--- The task ---
Collect each line containing "close".

───

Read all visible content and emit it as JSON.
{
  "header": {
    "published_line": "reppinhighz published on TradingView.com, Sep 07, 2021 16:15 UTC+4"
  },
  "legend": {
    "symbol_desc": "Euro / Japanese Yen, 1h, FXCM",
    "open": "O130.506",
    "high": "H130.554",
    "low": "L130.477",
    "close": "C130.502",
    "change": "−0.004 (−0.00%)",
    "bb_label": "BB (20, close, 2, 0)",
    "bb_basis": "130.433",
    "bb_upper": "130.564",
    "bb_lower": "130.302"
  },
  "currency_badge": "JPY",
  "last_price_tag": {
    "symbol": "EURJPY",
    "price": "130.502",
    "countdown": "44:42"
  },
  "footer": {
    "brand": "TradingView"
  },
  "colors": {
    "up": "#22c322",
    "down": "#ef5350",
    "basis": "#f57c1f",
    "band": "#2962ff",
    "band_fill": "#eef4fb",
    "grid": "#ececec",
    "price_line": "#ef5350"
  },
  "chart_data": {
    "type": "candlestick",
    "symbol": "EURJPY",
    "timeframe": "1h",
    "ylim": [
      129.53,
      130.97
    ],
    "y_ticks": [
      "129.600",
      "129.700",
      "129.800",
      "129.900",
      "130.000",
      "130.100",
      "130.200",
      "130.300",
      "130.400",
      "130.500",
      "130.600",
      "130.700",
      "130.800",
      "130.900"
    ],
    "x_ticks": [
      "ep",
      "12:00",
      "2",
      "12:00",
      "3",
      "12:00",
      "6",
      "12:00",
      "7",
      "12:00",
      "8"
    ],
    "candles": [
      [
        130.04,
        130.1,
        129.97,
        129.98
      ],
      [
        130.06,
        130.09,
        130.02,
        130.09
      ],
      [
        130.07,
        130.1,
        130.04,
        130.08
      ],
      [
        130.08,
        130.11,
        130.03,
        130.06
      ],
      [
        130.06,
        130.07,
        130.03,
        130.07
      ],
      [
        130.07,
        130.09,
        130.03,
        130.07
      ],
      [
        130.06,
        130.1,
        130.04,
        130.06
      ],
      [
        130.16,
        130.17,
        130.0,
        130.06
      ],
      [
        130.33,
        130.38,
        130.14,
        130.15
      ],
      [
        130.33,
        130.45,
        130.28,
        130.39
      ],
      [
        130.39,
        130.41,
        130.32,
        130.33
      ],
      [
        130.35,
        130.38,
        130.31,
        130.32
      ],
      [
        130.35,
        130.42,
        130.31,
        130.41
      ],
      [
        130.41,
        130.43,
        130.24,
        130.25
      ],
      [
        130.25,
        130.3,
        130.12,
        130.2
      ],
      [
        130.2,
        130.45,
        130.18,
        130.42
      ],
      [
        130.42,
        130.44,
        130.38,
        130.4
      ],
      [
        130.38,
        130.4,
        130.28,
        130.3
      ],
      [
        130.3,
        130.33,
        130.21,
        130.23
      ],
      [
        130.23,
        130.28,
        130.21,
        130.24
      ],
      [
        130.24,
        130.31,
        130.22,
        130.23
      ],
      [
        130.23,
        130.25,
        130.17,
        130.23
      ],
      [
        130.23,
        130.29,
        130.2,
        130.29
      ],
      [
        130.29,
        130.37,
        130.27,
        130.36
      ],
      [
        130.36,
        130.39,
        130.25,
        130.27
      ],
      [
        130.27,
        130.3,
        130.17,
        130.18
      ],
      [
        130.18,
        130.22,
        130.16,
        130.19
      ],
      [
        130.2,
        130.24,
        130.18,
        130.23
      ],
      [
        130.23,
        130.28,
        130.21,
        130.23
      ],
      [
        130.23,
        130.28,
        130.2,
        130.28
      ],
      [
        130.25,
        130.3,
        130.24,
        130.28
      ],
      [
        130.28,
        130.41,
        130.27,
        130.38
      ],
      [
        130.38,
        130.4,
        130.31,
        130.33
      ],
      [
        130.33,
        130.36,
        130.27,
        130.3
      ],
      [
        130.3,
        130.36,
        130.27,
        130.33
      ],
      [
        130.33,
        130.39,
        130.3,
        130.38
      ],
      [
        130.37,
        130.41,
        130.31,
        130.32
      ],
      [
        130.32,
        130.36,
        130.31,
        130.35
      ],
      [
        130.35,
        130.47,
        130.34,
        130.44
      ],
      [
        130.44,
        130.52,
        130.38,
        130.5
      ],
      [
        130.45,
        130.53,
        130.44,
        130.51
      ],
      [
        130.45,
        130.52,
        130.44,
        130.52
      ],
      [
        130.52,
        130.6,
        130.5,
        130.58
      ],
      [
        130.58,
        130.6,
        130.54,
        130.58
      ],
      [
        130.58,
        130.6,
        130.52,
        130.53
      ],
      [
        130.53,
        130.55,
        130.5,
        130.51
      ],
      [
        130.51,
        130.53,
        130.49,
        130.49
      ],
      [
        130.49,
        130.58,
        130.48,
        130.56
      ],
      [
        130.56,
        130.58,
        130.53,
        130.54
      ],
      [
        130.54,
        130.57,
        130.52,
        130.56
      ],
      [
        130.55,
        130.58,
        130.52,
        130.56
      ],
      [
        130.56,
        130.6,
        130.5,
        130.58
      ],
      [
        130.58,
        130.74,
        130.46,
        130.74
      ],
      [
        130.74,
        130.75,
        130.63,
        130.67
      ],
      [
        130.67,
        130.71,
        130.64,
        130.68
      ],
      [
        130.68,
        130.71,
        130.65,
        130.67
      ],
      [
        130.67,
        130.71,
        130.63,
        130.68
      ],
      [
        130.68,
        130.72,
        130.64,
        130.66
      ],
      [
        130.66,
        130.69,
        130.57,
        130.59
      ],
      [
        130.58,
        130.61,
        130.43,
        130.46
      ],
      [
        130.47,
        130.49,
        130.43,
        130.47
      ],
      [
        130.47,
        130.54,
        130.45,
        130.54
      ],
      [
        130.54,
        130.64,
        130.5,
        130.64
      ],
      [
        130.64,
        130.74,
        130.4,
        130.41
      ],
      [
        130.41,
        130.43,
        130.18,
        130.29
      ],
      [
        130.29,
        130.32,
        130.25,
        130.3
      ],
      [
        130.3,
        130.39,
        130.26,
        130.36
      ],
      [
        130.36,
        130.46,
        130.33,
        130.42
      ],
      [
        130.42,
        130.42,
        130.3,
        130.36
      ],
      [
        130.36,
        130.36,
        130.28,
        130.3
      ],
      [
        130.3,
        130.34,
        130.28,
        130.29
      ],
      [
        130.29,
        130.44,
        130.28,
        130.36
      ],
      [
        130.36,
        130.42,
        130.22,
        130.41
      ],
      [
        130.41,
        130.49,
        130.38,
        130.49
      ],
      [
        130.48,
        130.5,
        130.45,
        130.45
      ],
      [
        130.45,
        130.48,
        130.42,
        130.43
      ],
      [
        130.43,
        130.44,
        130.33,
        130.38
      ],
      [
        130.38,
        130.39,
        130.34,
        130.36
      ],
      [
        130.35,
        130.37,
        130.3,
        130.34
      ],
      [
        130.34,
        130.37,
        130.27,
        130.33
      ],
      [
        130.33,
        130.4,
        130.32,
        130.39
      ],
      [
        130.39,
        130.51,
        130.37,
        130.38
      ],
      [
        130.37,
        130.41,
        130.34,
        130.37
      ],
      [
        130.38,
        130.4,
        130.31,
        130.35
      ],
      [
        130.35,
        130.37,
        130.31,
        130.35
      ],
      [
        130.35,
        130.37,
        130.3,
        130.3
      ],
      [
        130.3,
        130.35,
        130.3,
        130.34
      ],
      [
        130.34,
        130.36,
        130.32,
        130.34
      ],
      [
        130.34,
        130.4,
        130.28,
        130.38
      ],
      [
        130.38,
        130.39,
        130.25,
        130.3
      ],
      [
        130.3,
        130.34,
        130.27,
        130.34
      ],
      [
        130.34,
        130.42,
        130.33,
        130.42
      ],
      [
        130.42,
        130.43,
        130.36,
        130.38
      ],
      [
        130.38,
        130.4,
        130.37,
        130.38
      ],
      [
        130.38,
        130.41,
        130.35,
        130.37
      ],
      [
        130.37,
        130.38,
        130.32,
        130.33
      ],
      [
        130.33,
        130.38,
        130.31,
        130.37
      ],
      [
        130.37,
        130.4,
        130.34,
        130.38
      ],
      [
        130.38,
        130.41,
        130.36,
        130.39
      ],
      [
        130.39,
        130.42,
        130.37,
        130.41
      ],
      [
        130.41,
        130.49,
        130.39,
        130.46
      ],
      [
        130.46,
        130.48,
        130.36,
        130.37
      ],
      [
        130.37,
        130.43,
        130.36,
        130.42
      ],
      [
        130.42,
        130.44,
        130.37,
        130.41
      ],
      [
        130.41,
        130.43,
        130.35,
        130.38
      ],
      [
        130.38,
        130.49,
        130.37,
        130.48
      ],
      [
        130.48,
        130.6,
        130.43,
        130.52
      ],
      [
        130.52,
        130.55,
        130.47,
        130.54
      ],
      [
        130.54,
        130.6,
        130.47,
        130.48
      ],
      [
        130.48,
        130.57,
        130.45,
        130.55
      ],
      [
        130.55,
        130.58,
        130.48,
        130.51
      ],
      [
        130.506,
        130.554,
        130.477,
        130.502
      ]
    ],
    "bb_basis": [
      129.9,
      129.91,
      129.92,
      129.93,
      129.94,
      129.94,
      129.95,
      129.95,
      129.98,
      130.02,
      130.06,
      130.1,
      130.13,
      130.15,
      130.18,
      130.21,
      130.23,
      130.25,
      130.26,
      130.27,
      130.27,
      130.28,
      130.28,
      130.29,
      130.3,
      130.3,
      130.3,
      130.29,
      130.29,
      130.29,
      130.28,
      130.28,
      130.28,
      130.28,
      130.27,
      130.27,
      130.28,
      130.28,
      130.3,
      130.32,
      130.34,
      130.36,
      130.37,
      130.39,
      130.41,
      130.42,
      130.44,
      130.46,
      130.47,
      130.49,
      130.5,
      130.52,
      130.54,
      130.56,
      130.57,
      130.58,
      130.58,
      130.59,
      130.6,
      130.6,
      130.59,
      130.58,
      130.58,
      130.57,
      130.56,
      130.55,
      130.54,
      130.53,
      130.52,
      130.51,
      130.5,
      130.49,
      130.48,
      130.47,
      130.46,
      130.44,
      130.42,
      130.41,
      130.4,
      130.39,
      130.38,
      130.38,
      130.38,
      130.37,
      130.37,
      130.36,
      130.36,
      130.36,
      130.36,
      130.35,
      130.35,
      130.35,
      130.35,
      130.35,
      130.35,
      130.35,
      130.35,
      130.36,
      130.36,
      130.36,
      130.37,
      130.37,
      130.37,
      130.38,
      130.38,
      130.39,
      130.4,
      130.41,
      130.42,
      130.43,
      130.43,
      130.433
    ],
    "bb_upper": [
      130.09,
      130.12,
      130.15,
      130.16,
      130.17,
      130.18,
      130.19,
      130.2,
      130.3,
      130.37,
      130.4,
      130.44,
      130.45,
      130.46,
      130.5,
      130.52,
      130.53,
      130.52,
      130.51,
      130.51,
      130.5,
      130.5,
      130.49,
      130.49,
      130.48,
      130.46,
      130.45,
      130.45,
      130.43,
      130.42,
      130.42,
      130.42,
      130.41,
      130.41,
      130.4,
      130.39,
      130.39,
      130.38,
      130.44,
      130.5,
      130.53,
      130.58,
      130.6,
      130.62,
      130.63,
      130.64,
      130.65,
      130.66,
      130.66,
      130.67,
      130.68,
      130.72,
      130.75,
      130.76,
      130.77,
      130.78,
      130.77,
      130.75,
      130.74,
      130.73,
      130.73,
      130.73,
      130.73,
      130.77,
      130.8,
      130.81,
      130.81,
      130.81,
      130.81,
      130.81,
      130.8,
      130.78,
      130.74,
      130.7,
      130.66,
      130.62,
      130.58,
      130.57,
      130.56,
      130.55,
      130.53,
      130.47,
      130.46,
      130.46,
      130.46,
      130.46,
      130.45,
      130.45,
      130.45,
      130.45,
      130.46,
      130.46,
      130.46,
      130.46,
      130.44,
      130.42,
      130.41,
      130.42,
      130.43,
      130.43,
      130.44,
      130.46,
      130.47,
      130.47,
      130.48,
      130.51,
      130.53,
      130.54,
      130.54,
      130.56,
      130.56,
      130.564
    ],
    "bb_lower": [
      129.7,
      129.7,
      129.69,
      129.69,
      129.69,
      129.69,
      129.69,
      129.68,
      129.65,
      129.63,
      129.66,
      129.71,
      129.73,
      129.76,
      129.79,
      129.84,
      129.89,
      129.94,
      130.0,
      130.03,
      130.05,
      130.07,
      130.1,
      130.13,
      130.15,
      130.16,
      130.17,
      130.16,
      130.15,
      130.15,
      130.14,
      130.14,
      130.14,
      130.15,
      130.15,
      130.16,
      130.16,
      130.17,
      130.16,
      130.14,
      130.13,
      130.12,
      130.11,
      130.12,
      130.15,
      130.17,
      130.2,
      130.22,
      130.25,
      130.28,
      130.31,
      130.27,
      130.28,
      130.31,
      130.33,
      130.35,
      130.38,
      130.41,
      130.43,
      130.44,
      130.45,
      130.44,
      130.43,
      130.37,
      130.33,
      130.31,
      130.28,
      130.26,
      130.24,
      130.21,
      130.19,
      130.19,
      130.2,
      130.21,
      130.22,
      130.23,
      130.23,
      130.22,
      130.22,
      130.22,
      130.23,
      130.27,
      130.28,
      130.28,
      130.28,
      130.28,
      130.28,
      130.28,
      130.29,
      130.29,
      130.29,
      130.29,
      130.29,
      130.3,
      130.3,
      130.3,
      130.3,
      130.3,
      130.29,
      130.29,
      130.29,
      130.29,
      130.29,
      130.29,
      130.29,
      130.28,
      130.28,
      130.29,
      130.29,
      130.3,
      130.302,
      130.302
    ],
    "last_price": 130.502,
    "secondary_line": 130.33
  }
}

───

--- Finished task ---
    "close": "C130.502",
    "bb_label": "BB (20, close, 2, 0)",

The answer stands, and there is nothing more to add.